• What you should do:
Please swap "x-tick-label" for "x-axis-label" in the data lines from the one holding "legend-swatch-0 [988,61,1000,73]" through the one holding "series-line-cr5 [110,225,595,310]", inclusive. Return only those lines, with everything else left as it is.

— Start Records for the exercise —

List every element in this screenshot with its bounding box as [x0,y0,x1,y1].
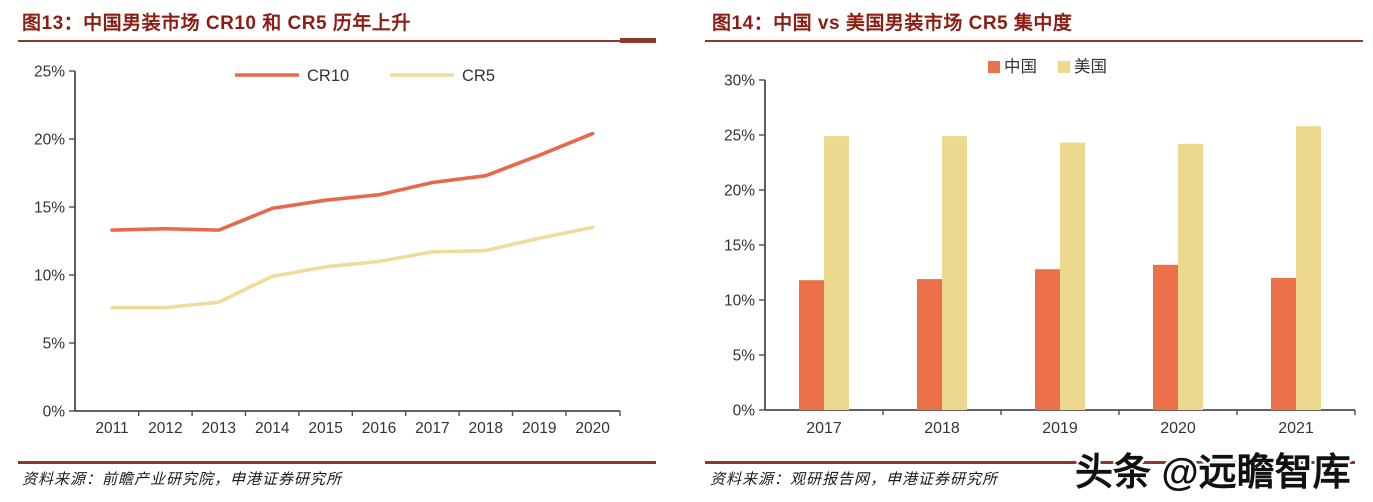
legend-swatch-0 [988,61,1000,73]
x-tick-label: 2017 [415,420,449,437]
x-tick-label: 2021 [1278,420,1314,437]
figure14-title-rule [705,40,1363,42]
figure13-title: 图13：中国男装市场 CR10 和 CR5 历年上升 [22,13,411,34]
series-line-cr5 [110,225,595,310]
figure13-title-rule-accent [620,38,656,43]
figure14-source: 资料来源：观研报告网，申港证券研究所 [710,470,999,488]
x-tick-label: 2014 [255,420,290,437]
y-tick-label: 20% [724,183,755,200]
y-tick-label: 5% [43,336,66,353]
x-tick-label: 2018 [924,420,960,437]
figure14-source-rule [705,461,1355,464]
y-tick-label: 0% [43,404,66,421]
x-tick-label: 2020 [1160,420,1196,437]
x-tick-label: 2019 [522,420,556,437]
toutiao-watermark: 头条 @远瞻智库 [1075,452,1351,494]
y-tick-label: 15% [724,238,755,255]
x-tick-label: 2016 [362,420,396,437]
y-tick-label: 20% [34,132,65,149]
bar-中国-2017 [799,280,824,410]
figure13-source: 资料来源：前瞻产业研究院，申港证券研究所 [22,470,343,488]
y-tick-label: 15% [34,200,65,217]
bar-中国-2019 [1035,269,1060,410]
y-tick-label: 0% [733,403,756,420]
legend-label-cr5: CR5 [462,67,495,85]
bar-美国-2017 [824,136,849,410]
y-tick-label: 10% [34,268,65,285]
bar-中国-2021 [1271,278,1296,410]
bar-chart-china-vs-usa: 0% 5% 10% 15% 20% 25% 30% 2017 2018 2019 2020 2021 中… [724,57,1356,437]
line-chart-cr10-cr5: 0% 5% 10% 15% 20% 25% 2011 2012 2013 2014 2015 2016… [34,64,621,437]
legend-label-1: 美国 [1074,57,1107,76]
legend-label-cr10: CR10 [307,67,349,85]
bar-中国-2020 [1153,264,1178,410]
x-tick-label: 2017 [806,420,842,437]
bar-美国-2021 [1296,126,1321,410]
legend-swatch-1 [1058,61,1070,73]
x-tick-label: 2020 [575,420,610,437]
y-tick-label: 25% [34,64,65,81]
x-tick-label: 2012 [148,420,182,437]
y-tick-label: 5% [733,348,756,365]
bar-中国-2018 [917,279,942,410]
figure13-title-rule [18,40,656,42]
y-tick-label: 10% [724,293,755,310]
series-line-cr10 [110,131,595,232]
x-tick-label: 2015 [308,420,342,437]
figure13-source-rule [18,461,656,464]
bar-美国-2019 [1060,142,1085,410]
bar-美国-2018 [942,136,967,410]
bar-美国-2020 [1178,143,1203,411]
x-tick-label: 2019 [1042,420,1078,437]
legend-label-0: 中国 [1004,57,1037,76]
x-tick-label: 2018 [469,420,503,437]
y-tick-label: 25% [724,128,755,145]
y-tick-label: 30% [724,73,755,90]
x-tick-label: 2011 [95,420,128,437]
x-tick-label: 2013 [202,420,236,437]
figure14-title: 图14：中国 vs 美国男装市场 CR5 集中度 [712,13,1073,34]
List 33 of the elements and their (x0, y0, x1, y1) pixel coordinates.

— End Records for the exercise —

• Correct output:
legend-swatch-0 [988,61,1000,73]
x-axis-label: 2017 [415,420,449,437]
x-axis-label: 2021 [1278,420,1314,437]
figure14-title-rule [705,40,1363,42]
figure13-title: 图13：中国男装市场 CR10 和 CR5 历年上升 [22,13,411,34]
series-line-cr5 [110,225,595,310]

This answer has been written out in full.